Given instruction >> Spot each line in the records below where the word "ψυχρός" occurs, then copy it.

Data provided >>
****************************************

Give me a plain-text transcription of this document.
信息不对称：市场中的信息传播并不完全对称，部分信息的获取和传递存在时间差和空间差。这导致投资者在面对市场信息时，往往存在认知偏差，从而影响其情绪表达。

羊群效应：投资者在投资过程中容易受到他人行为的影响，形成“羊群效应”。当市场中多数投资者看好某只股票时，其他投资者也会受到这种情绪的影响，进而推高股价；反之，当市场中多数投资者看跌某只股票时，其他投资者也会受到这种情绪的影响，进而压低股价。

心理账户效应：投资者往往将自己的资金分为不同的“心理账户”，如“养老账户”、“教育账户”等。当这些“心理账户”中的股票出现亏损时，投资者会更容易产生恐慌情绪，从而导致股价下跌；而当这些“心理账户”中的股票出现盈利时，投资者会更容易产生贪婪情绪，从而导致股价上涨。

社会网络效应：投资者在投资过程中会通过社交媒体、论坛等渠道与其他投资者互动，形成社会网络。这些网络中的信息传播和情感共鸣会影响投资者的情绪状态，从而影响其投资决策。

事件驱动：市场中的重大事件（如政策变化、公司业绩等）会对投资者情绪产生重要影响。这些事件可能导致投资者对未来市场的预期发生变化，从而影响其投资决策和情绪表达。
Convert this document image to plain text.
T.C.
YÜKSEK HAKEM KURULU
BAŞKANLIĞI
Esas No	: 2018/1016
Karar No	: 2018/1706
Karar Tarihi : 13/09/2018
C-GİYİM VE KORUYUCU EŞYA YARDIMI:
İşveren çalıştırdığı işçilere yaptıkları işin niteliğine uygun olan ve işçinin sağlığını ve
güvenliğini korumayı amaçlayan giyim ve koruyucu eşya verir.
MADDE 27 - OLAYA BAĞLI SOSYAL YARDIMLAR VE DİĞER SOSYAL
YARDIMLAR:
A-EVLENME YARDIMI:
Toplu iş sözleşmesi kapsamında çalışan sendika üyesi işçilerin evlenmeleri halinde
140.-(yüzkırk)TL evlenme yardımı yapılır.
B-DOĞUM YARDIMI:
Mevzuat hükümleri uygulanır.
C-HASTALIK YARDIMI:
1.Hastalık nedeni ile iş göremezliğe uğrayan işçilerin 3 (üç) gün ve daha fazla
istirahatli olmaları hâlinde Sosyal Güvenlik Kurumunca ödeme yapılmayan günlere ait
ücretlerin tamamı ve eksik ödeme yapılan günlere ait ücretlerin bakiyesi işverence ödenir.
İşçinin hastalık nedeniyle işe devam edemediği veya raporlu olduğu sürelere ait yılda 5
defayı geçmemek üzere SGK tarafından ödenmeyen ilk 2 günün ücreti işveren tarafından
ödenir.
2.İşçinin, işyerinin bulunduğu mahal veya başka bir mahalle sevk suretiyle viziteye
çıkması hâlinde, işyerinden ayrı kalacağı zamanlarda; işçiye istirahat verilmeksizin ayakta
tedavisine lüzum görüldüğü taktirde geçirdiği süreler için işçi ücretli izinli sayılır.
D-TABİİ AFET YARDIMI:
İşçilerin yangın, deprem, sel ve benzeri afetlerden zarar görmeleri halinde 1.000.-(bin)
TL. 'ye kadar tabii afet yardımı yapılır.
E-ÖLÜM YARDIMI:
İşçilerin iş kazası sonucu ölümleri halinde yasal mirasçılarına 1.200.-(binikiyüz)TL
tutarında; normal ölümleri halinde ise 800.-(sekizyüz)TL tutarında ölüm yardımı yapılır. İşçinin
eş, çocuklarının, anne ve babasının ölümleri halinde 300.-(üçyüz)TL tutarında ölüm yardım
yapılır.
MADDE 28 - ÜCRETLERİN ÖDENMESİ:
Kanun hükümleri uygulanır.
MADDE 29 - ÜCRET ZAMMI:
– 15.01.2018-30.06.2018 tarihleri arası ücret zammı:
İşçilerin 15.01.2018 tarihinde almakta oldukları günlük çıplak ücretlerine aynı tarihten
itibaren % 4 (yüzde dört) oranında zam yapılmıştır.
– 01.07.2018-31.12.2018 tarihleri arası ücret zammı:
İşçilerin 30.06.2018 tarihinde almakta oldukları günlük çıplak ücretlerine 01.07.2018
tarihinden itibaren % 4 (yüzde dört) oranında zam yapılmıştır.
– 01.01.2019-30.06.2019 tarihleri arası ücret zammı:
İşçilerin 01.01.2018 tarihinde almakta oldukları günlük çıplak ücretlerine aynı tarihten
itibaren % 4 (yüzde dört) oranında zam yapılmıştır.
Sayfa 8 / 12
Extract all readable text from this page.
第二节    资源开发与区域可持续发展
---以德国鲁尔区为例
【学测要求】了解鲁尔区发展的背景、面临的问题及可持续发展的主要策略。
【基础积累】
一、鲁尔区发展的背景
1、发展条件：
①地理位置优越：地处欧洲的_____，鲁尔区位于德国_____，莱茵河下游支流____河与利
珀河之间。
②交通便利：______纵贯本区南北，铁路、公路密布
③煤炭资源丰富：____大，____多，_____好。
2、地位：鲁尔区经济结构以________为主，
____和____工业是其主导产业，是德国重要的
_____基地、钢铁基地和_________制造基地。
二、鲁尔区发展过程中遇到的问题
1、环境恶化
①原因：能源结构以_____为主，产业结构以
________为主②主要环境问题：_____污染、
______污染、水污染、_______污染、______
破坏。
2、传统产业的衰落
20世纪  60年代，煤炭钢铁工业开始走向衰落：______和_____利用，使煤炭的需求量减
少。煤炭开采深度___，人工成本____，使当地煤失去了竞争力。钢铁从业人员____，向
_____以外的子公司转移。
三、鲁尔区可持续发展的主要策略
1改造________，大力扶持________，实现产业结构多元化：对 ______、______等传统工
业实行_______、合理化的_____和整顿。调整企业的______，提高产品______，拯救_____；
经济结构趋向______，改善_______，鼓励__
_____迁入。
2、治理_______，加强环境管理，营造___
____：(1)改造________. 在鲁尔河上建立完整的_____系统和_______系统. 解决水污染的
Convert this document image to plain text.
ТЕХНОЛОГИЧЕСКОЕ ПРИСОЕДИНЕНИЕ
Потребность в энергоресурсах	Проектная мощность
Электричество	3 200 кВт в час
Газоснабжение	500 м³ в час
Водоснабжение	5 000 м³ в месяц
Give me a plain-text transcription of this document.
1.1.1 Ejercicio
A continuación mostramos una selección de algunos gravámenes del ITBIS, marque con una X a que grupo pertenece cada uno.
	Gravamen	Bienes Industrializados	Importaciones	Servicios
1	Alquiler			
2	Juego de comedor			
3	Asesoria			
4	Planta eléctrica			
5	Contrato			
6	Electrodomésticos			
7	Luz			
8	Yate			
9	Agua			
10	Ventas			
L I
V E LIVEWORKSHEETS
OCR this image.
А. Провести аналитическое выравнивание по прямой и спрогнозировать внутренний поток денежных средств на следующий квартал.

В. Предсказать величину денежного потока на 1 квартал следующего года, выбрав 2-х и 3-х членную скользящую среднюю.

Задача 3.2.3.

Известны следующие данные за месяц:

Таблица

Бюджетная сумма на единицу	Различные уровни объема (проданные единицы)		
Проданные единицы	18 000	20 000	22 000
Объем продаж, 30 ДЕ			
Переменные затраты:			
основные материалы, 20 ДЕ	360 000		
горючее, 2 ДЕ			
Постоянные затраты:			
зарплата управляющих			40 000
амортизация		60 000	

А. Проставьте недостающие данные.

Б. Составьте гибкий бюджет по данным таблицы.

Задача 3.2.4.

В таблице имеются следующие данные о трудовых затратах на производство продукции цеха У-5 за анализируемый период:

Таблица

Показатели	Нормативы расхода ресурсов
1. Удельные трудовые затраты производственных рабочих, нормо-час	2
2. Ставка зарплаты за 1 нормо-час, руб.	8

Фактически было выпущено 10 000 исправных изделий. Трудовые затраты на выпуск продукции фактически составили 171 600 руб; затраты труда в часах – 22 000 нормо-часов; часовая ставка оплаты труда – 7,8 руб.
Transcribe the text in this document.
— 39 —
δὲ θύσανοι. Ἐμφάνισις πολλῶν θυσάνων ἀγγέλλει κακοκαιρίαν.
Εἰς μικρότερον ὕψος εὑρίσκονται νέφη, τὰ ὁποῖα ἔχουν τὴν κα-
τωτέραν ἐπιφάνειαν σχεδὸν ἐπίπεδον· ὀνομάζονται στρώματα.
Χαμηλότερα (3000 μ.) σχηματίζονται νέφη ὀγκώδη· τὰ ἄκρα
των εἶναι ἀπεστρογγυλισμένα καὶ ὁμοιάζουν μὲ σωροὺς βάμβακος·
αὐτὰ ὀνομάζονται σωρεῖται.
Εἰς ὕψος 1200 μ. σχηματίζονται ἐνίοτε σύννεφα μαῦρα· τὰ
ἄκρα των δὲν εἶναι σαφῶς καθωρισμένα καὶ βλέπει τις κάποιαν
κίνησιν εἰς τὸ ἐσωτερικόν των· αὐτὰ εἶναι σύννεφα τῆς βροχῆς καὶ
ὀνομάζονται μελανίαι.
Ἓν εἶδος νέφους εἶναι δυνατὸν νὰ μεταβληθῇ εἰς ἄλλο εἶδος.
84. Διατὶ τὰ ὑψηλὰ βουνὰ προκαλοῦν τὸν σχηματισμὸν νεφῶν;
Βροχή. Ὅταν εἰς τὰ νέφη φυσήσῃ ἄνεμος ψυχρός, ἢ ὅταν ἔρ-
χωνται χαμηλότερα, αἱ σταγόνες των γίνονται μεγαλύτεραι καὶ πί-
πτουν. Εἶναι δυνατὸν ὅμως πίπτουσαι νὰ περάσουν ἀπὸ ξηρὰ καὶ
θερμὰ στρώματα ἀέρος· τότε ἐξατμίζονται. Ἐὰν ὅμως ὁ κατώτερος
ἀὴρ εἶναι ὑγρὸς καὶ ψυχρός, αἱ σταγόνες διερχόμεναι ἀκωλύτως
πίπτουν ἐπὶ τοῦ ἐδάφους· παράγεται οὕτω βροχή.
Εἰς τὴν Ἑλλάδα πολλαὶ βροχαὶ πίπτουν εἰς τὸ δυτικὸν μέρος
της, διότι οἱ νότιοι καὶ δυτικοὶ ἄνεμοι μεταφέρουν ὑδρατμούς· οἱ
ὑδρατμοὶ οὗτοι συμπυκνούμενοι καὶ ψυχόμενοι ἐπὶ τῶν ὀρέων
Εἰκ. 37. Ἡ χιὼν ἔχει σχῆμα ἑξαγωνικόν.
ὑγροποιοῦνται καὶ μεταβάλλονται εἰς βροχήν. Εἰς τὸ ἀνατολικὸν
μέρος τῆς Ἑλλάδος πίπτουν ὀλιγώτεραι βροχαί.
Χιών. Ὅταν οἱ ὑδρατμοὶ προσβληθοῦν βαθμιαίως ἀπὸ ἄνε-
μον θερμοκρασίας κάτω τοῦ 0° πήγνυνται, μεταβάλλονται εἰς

****************************************

Answer below >>
Βροχή. Ὅταν εἰς τὰ νέφη φυσήσῃ ἄνεμος ψυχρός, ἢ ὅταν ἔρ-
ἀὴρ εἶναι ὑγρὸς καὶ ψυχρός, αἱ σταγόνες διερχόμεναι ἀκωλύτως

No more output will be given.